* _EXERCISE REQUIREMENTS_: Pictures are not part of the copy; repeat everything else in the records exactly.

(Dataset entries)
-- begin --
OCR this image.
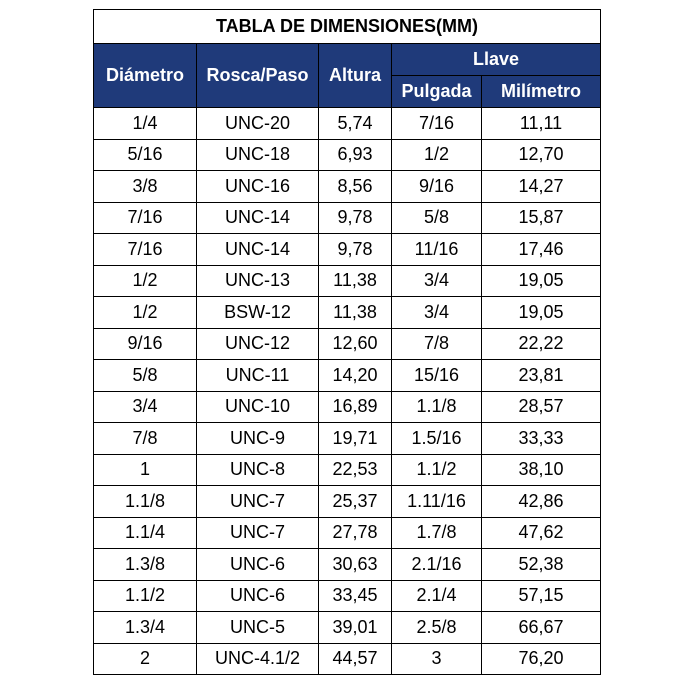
TABLA DE DIMENSIONES(MM)				
Diámetro	Rosca/Paso	Altura	Llave	
			Pulgada	Milímetro
1/4	UNC-20	5,74	7/16	11,11
5/16	UNC-18	6,93	1/2	12,70
3/8	UNC-16	8,56	9/16	14,27
7/16	UNC-14	9,78	5/8	15,87
7/16	UNC-14	9,78	11/16	17,46
1/2	UNC-13	11,38	3/4	19,05
1/2	BSW-12	11,38	3/4	19,05
9/16	UNC-12	12,60	7/8	22,22
5/8	UNC-11	14,20	15/16	23,81
3/4	UNC-10	16,89	1.1/8	28,57
7/8	UNC-9	19,71	1.5/16	33,33
1	UNC-8	22,53	1.1/2	38,10
1.1/8	UNC-7	25,37	1.11/16	42,86
1.1/4	UNC-7	27,78	1.7/8	47,62
1.3/8	UNC-6	30,63	2.1/16	52,38
1.1/2	UNC-6	33,45	2.1/4	57,15
1.3/4	UNC-5	39,01	2.5/8	66,67
2	UNC-4.1/2	44,57	3	76,20
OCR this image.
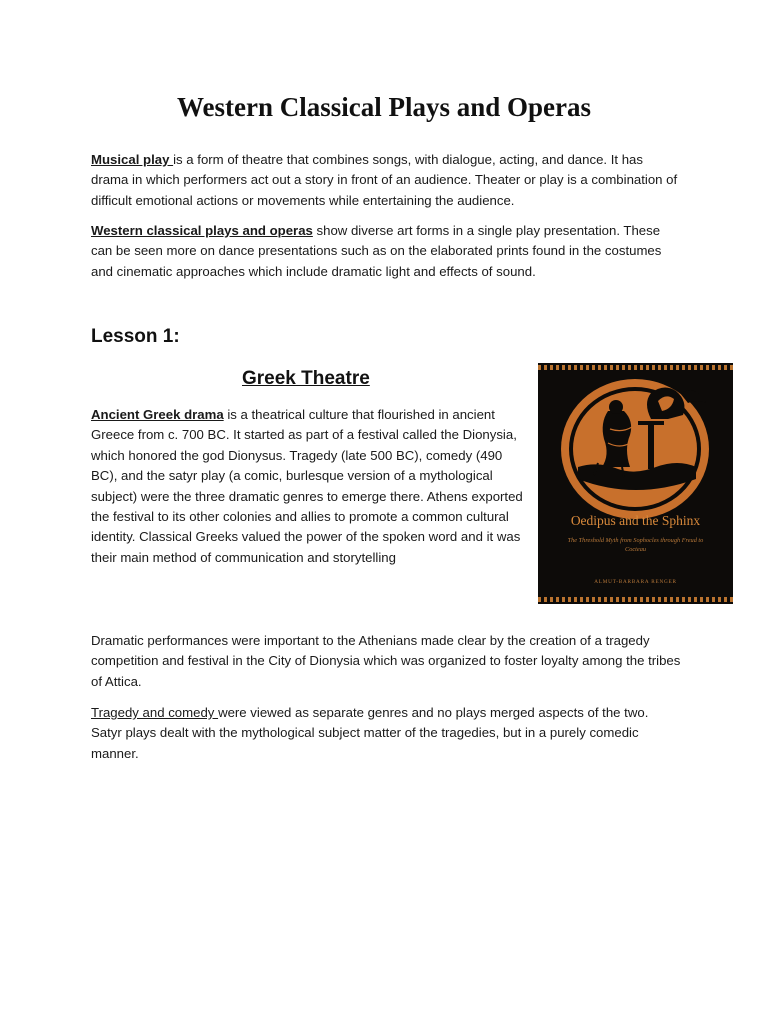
Western Classical Plays and Operas

Musical play is a form of theatre that combines songs, with dialogue, acting, and dance. It has drama in which performers act out a story in front of an audience. Theater or play is a combination of difficult emotional actions or movements while entertaining the audience.

Western classical plays and operas show diverse art forms in a single play presentation. These can be seen more on dance presentations such as on the elaborated prints found in the costumes and cinematic approaches which include dramatic light and effects of sound.

Lesson 1:
Greek Theatre

Ancient Greek drama is a theatrical culture that flourished in ancient Greece from c. 700 BC. It started as part of a festival called the Dionysia, which honored the god Dionysus. Tragedy (late 500 BC), comedy (490 BC), and the satyr play (a comic, burlesque version of a mythological subject) were the three dramatic genres to emerge there. Athens exported the festival to its other colonies and allies to promote a common cultural identity. Classical Greeks valued the power of the spoken word and it was their main method of communication and storytelling

Oedipus and the Sphinx

The Threshold Myth from Sophocles through Freud to Cocteau

ALMUT-BARBARA RENGER

Dramatic performances were important to the Athenians made clear by the creation of a tragedy competition and festival in the City of Dionysia which was organized to foster loyalty among the tribes of Attica.

Tragedy and comedy were viewed as separate genres and no plays merged aspects of the two. Satyr plays dealt with the mythological subject matter of the tragedies, but in a purely comedic manner.
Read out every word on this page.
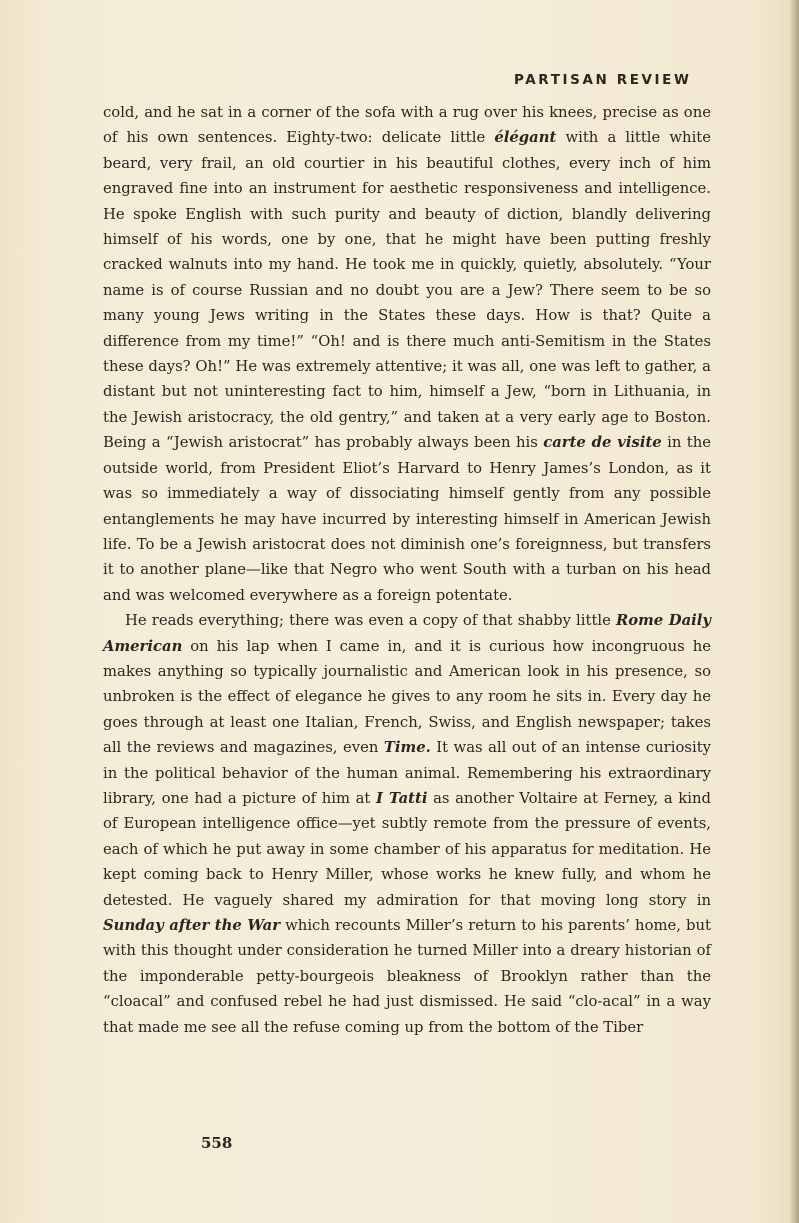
PARTISAN REVIEW

cold, and he sat in a corner of the sofa with a rug over his knees, precise as one of his own sentences. Eighty-two: delicate little élégant with a little white beard, very frail, an old courtier in his beautiful clothes, every inch of him engraved fine into an instrument for aesthetic responsiveness and intelligence. He spoke English with such purity and beauty of diction, blandly delivering himself of his words, one by one, that he might have been putting freshly cracked walnuts into my hand. He took me in quickly, quietly, absolutely. “Your name is of course Russian and no doubt you are a Jew? There seem to be so many young Jews writing in the States these days. How is that? Quite a difference from my time!” “Oh! and is there much anti-Semitism in the States these days? Oh!” He was extremely attentive; it was all, one was left to gather, a distant but not uninteresting fact to him, himself a Jew, “born in Lithuania, in the Jewish aristocracy, the old gentry,” and taken at a very early age to Boston. Being a “Jewish aristocrat” has probably always been his carte de visite in the outside world, from President Eliot’s Harvard to Henry James’s London, as it was so immediately a way of dissociating himself gently from any possible entanglements he may have incurred by interesting himself in American Jewish life. To be a Jewish aristocrat does not diminish one’s foreignness, but transfers it to another plane—like that Negro who went South with a turban on his head and was welcomed everywhere as a foreign potentate.

He reads everything; there was even a copy of that shabby little Rome Daily American on his lap when I came in, and it is curious how incongruous he makes anything so typically journalistic and American look in his presence, so unbroken is the effect of elegance he gives to any room he sits in. Every day he goes through at least one Italian, French, Swiss, and English newspaper; takes all the reviews and magazines, even Time. It was all out of an intense curiosity in the political behavior of the human animal. Remembering his extraordinary library, one had a picture of him at I Tatti as another Voltaire at Ferney, a kind of European intelligence office—yet subtly remote from the pressure of events, each of which he put away in some chamber of his apparatus for meditation. He kept coming back to Henry Miller, whose works he knew fully, and whom he detested. He vaguely shared my admiration for that moving long story in Sunday after the War which recounts Miller’s return to his parents’ home, but with this thought under consideration he turned Miller into a dreary historian of the imponderable petty-bourgeois bleakness of Brooklyn rather than the “cloacal” and confused rebel he had just dismissed. He said “clo-acal” in a way that made me see all the refuse coming up from the bottom of the Tiber

558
-- end --
* _COMPLETED EXERCISE_:
OCR this image.
TABLA DE DIMENSIONES(MM)				
Diámetro	Rosca/Paso	Altura	Llave	
			Pulgada	Milímetro
1/4	UNC-20	5,74	7/16	11,11
5/16	UNC-18	6,93	1/2	12,70
3/8	UNC-16	8,56	9/16	14,27
7/16	UNC-14	9,78	5/8	15,87
7/16	UNC-14	9,78	11/16	17,46
1/2	UNC-13	11,38	3/4	19,05
1/2	BSW-12	11,38	3/4	19,05
9/16	UNC-12	12,60	7/8	22,22
5/8	UNC-11	14,20	15/16	23,81
3/4	UNC-10	16,89	1.1/8	28,57
7/8	UNC-9	19,71	1.5/16	33,33
1	UNC-8	22,53	1.1/2	38,10
1.1/8	UNC-7	25,37	1.11/16	42,86
1.1/4	UNC-7	27,78	1.7/8	47,62
1.3/8	UNC-6	30,63	2.1/16	52,38
1.1/2	UNC-6	33,45	2.1/4	57,15
1.3/4	UNC-5	39,01	2.5/8	66,67
2	UNC-4.1/2	44,57	3	76,20
OCR this image.
Western Classical Plays and Operas

Musical play is a form of theatre that combines songs, with dialogue, acting, and dance. It has drama in which performers act out a story in front of an audience. Theater or play is a combination of difficult emotional actions or movements while entertaining the audience.

Western classical plays and operas show diverse art forms in a single play presentation. These can be seen more on dance presentations such as on the elaborated prints found in the costumes and cinematic approaches which include dramatic light and effects of sound.

Lesson 1:
Greek Theatre

Ancient Greek drama is a theatrical culture that flourished in ancient Greece from c. 700 BC. It started as part of a festival called the Dionysia, which honored the god Dionysus. Tragedy (late 500 BC), comedy (490 BC), and the satyr play (a comic, burlesque version of a mythological subject) were the three dramatic genres to emerge there. Athens exported the festival to its other colonies and allies to promote a common cultural identity. Classical Greeks valued the power of the spoken word and it was their main method of communication and storytelling

Oedipus and the Sphinx

The Threshold Myth from Sophocles through Freud to Cocteau

ALMUT-BARBARA RENGER

Dramatic performances were important to the Athenians made clear by the creation of a tragedy competition and festival in the City of Dionysia which was organized to foster loyalty among the tribes of Attica.

Tragedy and comedy were viewed as separate genres and no plays merged aspects of the two. Satyr plays dealt with the mythological subject matter of the tragedies, but in a purely comedic manner.
Read out every word on this page.
PARTISAN REVIEW

cold, and he sat in a corner of the sofa with a rug over his knees, precise as one of his own sentences. Eighty-two: delicate little élégant with a little white beard, very frail, an old courtier in his beautiful clothes, every inch of him engraved fine into an instrument for aesthetic responsiveness and intelligence. He spoke English with such purity and beauty of diction, blandly delivering himself of his words, one by one, that he might have been putting freshly cracked walnuts into my hand. He took me in quickly, quietly, absolutely. “Your name is of course Russian and no doubt you are a Jew? There seem to be so many young Jews writing in the States these days. How is that? Quite a difference from my time!” “Oh! and is there much anti-Semitism in the States these days? Oh!” He was extremely attentive; it was all, one was left to gather, a distant but not uninteresting fact to him, himself a Jew, “born in Lithuania, in the Jewish aristocracy, the old gentry,” and taken at a very early age to Boston. Being a “Jewish aristocrat” has probably always been his carte de visite in the outside world, from President Eliot’s Harvard to Henry James’s London, as it was so immediately a way of dissociating himself gently from any possible entanglements he may have incurred by interesting himself in American Jewish life. To be a Jewish aristocrat does not diminish one’s foreignness, but transfers it to another plane—like that Negro who went South with a turban on his head and was welcomed everywhere as a foreign potentate.

He reads everything; there was even a copy of that shabby little Rome Daily American on his lap when I came in, and it is curious how incongruous he makes anything so typically journalistic and American look in his presence, so unbroken is the effect of elegance he gives to any room he sits in. Every day he goes through at least one Italian, French, Swiss, and English newspaper; takes all the reviews and magazines, even Time. It was all out of an intense curiosity in the political behavior of the human animal. Remembering his extraordinary library, one had a picture of him at I Tatti as another Voltaire at Ferney, a kind of European intelligence office—yet subtly remote from the pressure of events, each of which he put away in some chamber of his apparatus for meditation. He kept coming back to Henry Miller, whose works he knew fully, and whom he detested. He vaguely shared my admiration for that moving long story in Sunday after the War which recounts Miller’s return to his parents’ home, but with this thought under consideration he turned Miller into a dreary historian of the imponderable petty-bourgeois bleakness of Brooklyn rather than the “cloacal” and confused rebel he had just dismissed. He said “clo-acal” in a way that made me see all the refuse coming up from the bottom of the Tiber

558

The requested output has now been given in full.